- Supplied data:
## start

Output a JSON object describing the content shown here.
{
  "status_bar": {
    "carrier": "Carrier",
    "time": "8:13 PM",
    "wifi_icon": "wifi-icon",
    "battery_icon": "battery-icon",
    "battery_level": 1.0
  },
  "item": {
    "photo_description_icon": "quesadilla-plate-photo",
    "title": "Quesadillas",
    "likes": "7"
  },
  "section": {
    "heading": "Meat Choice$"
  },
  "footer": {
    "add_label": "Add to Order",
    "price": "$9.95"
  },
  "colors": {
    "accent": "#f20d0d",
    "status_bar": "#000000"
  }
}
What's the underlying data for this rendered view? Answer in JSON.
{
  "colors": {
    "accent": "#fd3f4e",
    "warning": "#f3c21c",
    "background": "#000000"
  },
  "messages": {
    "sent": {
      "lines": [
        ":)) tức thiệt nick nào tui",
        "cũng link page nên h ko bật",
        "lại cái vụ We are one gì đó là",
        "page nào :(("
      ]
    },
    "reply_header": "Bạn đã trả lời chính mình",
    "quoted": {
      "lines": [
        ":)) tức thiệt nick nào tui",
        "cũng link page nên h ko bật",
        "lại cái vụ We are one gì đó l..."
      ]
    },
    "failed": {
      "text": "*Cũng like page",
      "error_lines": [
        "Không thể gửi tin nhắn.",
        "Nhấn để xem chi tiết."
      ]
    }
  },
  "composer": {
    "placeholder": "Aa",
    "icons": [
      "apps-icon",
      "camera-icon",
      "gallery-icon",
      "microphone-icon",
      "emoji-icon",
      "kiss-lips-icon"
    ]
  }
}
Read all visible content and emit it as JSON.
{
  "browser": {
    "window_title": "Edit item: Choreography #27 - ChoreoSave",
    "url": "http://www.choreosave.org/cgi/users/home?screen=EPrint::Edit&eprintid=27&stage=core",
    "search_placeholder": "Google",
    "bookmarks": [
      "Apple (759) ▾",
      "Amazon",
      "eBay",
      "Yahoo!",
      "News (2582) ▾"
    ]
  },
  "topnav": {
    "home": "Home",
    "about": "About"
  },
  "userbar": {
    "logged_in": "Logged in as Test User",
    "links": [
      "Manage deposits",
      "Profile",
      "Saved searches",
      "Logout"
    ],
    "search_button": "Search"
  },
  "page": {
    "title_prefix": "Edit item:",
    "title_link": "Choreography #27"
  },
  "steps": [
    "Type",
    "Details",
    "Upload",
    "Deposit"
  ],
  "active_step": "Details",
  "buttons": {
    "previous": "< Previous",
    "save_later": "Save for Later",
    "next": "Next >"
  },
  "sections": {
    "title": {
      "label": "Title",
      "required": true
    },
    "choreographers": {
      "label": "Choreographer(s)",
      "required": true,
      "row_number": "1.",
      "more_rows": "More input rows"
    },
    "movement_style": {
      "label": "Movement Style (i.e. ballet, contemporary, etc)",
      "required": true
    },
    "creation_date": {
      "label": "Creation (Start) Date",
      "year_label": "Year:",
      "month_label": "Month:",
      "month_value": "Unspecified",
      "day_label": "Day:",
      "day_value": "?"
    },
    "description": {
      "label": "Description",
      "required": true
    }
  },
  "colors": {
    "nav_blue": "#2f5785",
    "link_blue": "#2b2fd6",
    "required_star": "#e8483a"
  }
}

## end

- What you need to do: Give only the number of lines in the material above that hold the word "item".

- Correct result: 3